* _RECORD EXTRACTS_

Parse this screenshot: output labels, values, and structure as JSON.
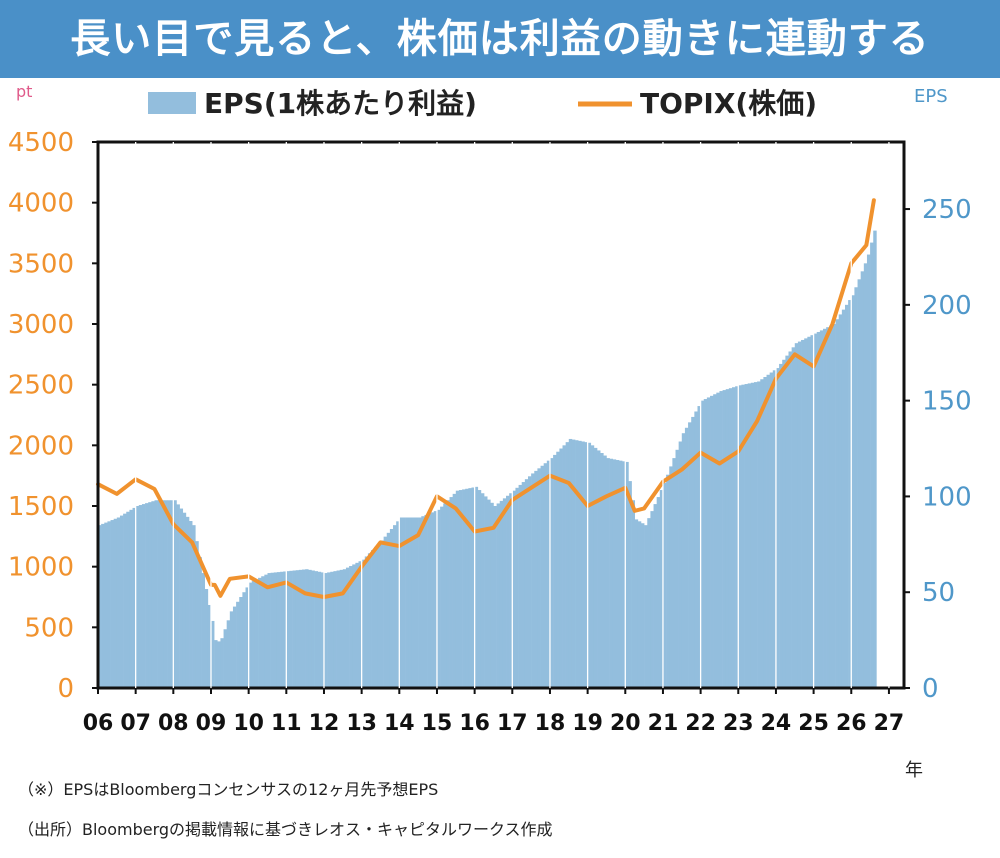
{
  "page": {
    "title": "長い目で見ると、株価は利益の動きに連動する",
    "unit_left": "pt",
    "unit_right": "EPS",
    "note": "（※）EPSはBloombergコンセンサスの12ヶ月先予想EPS",
    "source": "（出所）Bloombergの掲載情報に基づきレオス・キャピタルワークス作成"
  },
  "colors": {
    "banner": "#4a90c8",
    "eps_bar": "#93bedd",
    "topix_line": "#f0922e",
    "left_axis": "#f0922e",
    "right_axis": "#4f97c9"
  },
  "chart_data": {
    "type": "bar+line",
    "legend_position": "top",
    "x_unit": "年",
    "x_tick_labels": [
      "06",
      "07",
      "08",
      "09",
      "10",
      "11",
      "12",
      "13",
      "14",
      "15",
      "16",
      "17",
      "18",
      "19",
      "20",
      "21",
      "22",
      "23",
      "24",
      "25",
      "26",
      "27"
    ],
    "y_left": {
      "ticks": [
        0,
        500,
        1000,
        1500,
        2000,
        2500,
        3000,
        3500,
        4000,
        4500
      ],
      "lim": [
        0,
        4500
      ]
    },
    "y_right": {
      "ticks": [
        0,
        50,
        100,
        150,
        200,
        250
      ],
      "lim": [
        0,
        285
      ]
    },
    "x": [
      2006.0,
      2006.5,
      2007.0,
      2007.5,
      2008.0,
      2008.5,
      2009.0,
      2009.1,
      2009.25,
      2009.5,
      2010.0,
      2010.5,
      2011.0,
      2011.5,
      2012.0,
      2012.5,
      2013.0,
      2013.5,
      2014.0,
      2014.5,
      2015.0,
      2015.5,
      2016.0,
      2016.5,
      2017.0,
      2017.5,
      2018.0,
      2018.5,
      2019.0,
      2019.5,
      2020.0,
      2020.25,
      2020.5,
      2021.0,
      2021.5,
      2022.0,
      2022.5,
      2023.0,
      2023.5,
      2024.0,
      2024.5,
      2025.0,
      2025.5,
      2026.0,
      2026.4,
      2026.6
    ],
    "series": [
      {
        "name": "EPS(1株あたり利益)",
        "type": "bar",
        "axis": "right",
        "values": [
          85,
          89,
          95,
          98,
          98,
          85,
          35,
          23,
          26,
          40,
          55,
          60,
          61,
          62,
          60,
          62,
          67,
          77,
          89,
          89,
          93,
          103,
          105,
          95,
          103,
          112,
          120,
          130,
          128,
          120,
          118,
          88,
          85,
          107,
          133,
          150,
          155,
          158,
          160,
          167,
          180,
          185,
          190,
          205,
          225,
          240
        ]
      },
      {
        "name": "TOPIX(株価)",
        "type": "line",
        "axis": "left",
        "values": [
          1680,
          1600,
          1720,
          1640,
          1350,
          1200,
          850,
          850,
          760,
          900,
          920,
          830,
          870,
          780,
          750,
          780,
          1000,
          1200,
          1170,
          1260,
          1580,
          1480,
          1290,
          1320,
          1550,
          1650,
          1750,
          1690,
          1500,
          1580,
          1650,
          1460,
          1480,
          1700,
          1800,
          1940,
          1850,
          1950,
          2200,
          2550,
          2750,
          2650,
          3000,
          3500,
          3650,
          4020
        ]
      }
    ]
  }
}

* _TASK INSTRUCTIONS_
Retype the records exactly. Any image in them should not appear in what you write.

* _TASK RESULT_
Parse this screenshot: output labels, values, and structure as JSON.
{
  "page": {
    "title": "長い目で見ると、株価は利益の動きに連動する",
    "unit_left": "pt",
    "unit_right": "EPS",
    "note": "（※）EPSはBloombergコンセンサスの12ヶ月先予想EPS",
    "source": "（出所）Bloombergの掲載情報に基づきレオス・キャピタルワークス作成"
  },
  "colors": {
    "banner": "#4a90c8",
    "eps_bar": "#93bedd",
    "topix_line": "#f0922e",
    "left_axis": "#f0922e",
    "right_axis": "#4f97c9"
  },
  "chart_data": {
    "type": "bar+line",
    "legend_position": "top",
    "x_unit": "年",
    "x_tick_labels": [
      "06",
      "07",
      "08",
      "09",
      "10",
      "11",
      "12",
      "13",
      "14",
      "15",
      "16",
      "17",
      "18",
      "19",
      "20",
      "21",
      "22",
      "23",
      "24",
      "25",
      "26",
      "27"
    ],
    "y_left": {
      "ticks": [
        0,
        500,
        1000,
        1500,
        2000,
        2500,
        3000,
        3500,
        4000,
        4500
      ],
      "lim": [
        0,
        4500
      ]
    },
    "y_right": {
      "ticks": [
        0,
        50,
        100,
        150,
        200,
        250
      ],
      "lim": [
        0,
        285
      ]
    },
    "x": [
      2006.0,
      2006.5,
      2007.0,
      2007.5,
      2008.0,
      2008.5,
      2009.0,
      2009.1,
      2009.25,
      2009.5,
      2010.0,
      2010.5,
      2011.0,
      2011.5,
      2012.0,
      2012.5,
      2013.0,
      2013.5,
      2014.0,
      2014.5,
      2015.0,
      2015.5,
      2016.0,
      2016.5,
      2017.0,
      2017.5,
      2018.0,
      2018.5,
      2019.0,
      2019.5,
      2020.0,
      2020.25,
      2020.5,
      2021.0,
      2021.5,
      2022.0,
      2022.5,
      2023.0,
      2023.5,
      2024.0,
      2024.5,
      2025.0,
      2025.5,
      2026.0,
      2026.4,
      2026.6
    ],
    "series": [
      {
        "name": "EPS(1株あたり利益)",
        "type": "bar",
        "axis": "right",
        "values": [
          85,
          89,
          95,
          98,
          98,
          85,
          35,
          23,
          26,
          40,
          55,
          60,
          61,
          62,
          60,
          62,
          67,
          77,
          89,
          89,
          93,
          103,
          105,
          95,
          103,
          112,
          120,
          130,
          128,
          120,
          118,
          88,
          85,
          107,
          133,
          150,
          155,
          158,
          160,
          167,
          180,
          185,
          190,
          205,
          225,
          240
        ]
      },
      {
        "name": "TOPIX(株価)",
        "type": "line",
        "axis": "left",
        "values": [
          1680,
          1600,
          1720,
          1640,
          1350,
          1200,
          850,
          850,
          760,
          900,
          920,
          830,
          870,
          780,
          750,
          780,
          1000,
          1200,
          1170,
          1260,
          1580,
          1480,
          1290,
          1320,
          1550,
          1650,
          1750,
          1690,
          1500,
          1580,
          1650,
          1460,
          1480,
          1700,
          1800,
          1940,
          1850,
          1950,
          2200,
          2550,
          2750,
          2650,
          3000,
          3500,
          3650,
          4020
        ]
      }
    ]
  }
}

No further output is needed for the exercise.